[Chart and figure data]
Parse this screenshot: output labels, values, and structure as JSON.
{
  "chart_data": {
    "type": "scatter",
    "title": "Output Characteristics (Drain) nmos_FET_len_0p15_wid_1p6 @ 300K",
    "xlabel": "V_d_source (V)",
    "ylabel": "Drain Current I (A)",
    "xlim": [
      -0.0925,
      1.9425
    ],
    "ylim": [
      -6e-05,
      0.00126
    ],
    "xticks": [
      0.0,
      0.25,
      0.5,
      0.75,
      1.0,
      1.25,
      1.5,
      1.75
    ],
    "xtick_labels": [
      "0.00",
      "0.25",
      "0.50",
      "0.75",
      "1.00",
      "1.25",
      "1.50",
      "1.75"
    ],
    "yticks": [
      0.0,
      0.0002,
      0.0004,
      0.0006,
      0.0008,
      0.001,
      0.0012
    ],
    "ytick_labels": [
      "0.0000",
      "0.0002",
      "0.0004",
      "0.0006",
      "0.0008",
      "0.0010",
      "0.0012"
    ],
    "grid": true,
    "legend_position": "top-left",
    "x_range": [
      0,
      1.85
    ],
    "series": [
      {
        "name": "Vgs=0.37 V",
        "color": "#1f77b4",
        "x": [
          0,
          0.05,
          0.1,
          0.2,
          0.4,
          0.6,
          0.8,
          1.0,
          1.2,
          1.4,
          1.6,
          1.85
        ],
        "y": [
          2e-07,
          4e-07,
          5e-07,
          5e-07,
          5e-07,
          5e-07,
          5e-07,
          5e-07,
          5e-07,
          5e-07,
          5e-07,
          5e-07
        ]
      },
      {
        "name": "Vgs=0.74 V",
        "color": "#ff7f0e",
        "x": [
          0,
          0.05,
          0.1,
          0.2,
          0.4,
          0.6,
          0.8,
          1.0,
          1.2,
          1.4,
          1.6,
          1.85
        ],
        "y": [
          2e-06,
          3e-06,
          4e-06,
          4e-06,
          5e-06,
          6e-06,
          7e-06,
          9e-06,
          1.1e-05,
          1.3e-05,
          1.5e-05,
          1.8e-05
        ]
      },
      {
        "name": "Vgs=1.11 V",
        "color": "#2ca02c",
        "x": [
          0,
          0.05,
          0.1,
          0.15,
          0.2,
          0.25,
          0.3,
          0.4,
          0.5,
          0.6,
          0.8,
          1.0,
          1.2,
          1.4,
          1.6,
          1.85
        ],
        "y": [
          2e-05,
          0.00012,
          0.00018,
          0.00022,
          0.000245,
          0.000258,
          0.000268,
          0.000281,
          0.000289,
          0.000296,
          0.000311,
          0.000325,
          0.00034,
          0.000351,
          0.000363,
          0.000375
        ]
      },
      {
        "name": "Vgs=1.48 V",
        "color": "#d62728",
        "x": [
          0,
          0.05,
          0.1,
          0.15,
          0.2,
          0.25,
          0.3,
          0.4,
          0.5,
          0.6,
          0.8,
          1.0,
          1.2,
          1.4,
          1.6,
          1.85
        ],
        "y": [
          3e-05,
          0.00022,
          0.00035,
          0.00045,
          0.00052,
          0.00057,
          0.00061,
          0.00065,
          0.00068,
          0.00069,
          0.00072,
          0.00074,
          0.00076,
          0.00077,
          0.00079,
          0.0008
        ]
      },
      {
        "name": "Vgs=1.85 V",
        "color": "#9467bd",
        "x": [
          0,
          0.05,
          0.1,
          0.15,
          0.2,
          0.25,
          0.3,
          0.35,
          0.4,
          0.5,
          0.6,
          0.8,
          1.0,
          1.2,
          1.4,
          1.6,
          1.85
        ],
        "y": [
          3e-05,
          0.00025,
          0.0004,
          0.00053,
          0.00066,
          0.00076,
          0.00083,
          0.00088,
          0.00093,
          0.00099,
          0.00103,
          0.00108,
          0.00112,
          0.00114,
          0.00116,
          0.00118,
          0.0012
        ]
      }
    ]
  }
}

▶ [Aim] Type out all of the material again, word for word.

▶ [Solved problem]
Parse this screenshot: output labels, values, and structure as JSON.
{
  "chart_data": {
    "type": "scatter",
    "title": "Output Characteristics (Drain) nmos_FET_len_0p15_wid_1p6 @ 300K",
    "xlabel": "V_d_source (V)",
    "ylabel": "Drain Current I (A)",
    "xlim": [
      -0.0925,
      1.9425
    ],
    "ylim": [
      -6e-05,
      0.00126
    ],
    "xticks": [
      0.0,
      0.25,
      0.5,
      0.75,
      1.0,
      1.25,
      1.5,
      1.75
    ],
    "xtick_labels": [
      "0.00",
      "0.25",
      "0.50",
      "0.75",
      "1.00",
      "1.25",
      "1.50",
      "1.75"
    ],
    "yticks": [
      0.0,
      0.0002,
      0.0004,
      0.0006,
      0.0008,
      0.001,
      0.0012
    ],
    "ytick_labels": [
      "0.0000",
      "0.0002",
      "0.0004",
      "0.0006",
      "0.0008",
      "0.0010",
      "0.0012"
    ],
    "grid": true,
    "legend_position": "top-left",
    "x_range": [
      0,
      1.85
    ],
    "series": [
      {
        "name": "Vgs=0.37 V",
        "color": "#1f77b4",
        "x": [
          0,
          0.05,
          0.1,
          0.2,
          0.4,
          0.6,
          0.8,
          1.0,
          1.2,
          1.4,
          1.6,
          1.85
        ],
        "y": [
          2e-07,
          4e-07,
          5e-07,
          5e-07,
          5e-07,
          5e-07,
          5e-07,
          5e-07,
          5e-07,
          5e-07,
          5e-07,
          5e-07
        ]
      },
      {
        "name": "Vgs=0.74 V",
        "color": "#ff7f0e",
        "x": [
          0,
          0.05,
          0.1,
          0.2,
          0.4,
          0.6,
          0.8,
          1.0,
          1.2,
          1.4,
          1.6,
          1.85
        ],
        "y": [
          2e-06,
          3e-06,
          4e-06,
          4e-06,
          5e-06,
          6e-06,
          7e-06,
          9e-06,
          1.1e-05,
          1.3e-05,
          1.5e-05,
          1.8e-05
        ]
      },
      {
        "name": "Vgs=1.11 V",
        "color": "#2ca02c",
        "x": [
          0,
          0.05,
          0.1,
          0.15,
          0.2,
          0.25,
          0.3,
          0.4,
          0.5,
          0.6,
          0.8,
          1.0,
          1.2,
          1.4,
          1.6,
          1.85
        ],
        "y": [
          2e-05,
          0.00012,
          0.00018,
          0.00022,
          0.000245,
          0.000258,
          0.000268,
          0.000281,
          0.000289,
          0.000296,
          0.000311,
          0.000325,
          0.00034,
          0.000351,
          0.000363,
          0.000375
        ]
      },
      {
        "name": "Vgs=1.48 V",
        "color": "#d62728",
        "x": [
          0,
          0.05,
          0.1,
          0.15,
          0.2,
          0.25,
          0.3,
          0.4,
          0.5,
          0.6,
          0.8,
          1.0,
          1.2,
          1.4,
          1.6,
          1.85
        ],
        "y": [
          3e-05,
          0.00022,
          0.00035,
          0.00045,
          0.00052,
          0.00057,
          0.00061,
          0.00065,
          0.00068,
          0.00069,
          0.00072,
          0.00074,
          0.00076,
          0.00077,
          0.00079,
          0.0008
        ]
      },
      {
        "name": "Vgs=1.85 V",
        "color": "#9467bd",
        "x": [
          0,
          0.05,
          0.1,
          0.15,
          0.2,
          0.25,
          0.3,
          0.35,
          0.4,
          0.5,
          0.6,
          0.8,
          1.0,
          1.2,
          1.4,
          1.6,
          1.85
        ],
        "y": [
          3e-05,
          0.00025,
          0.0004,
          0.00053,
          0.00066,
          0.00076,
          0.00083,
          0.00088,
          0.00093,
          0.00099,
          0.00103,
          0.00108,
          0.00112,
          0.00114,
          0.00116,
          0.00118,
          0.0012
        ]
      }
    ]
  }
}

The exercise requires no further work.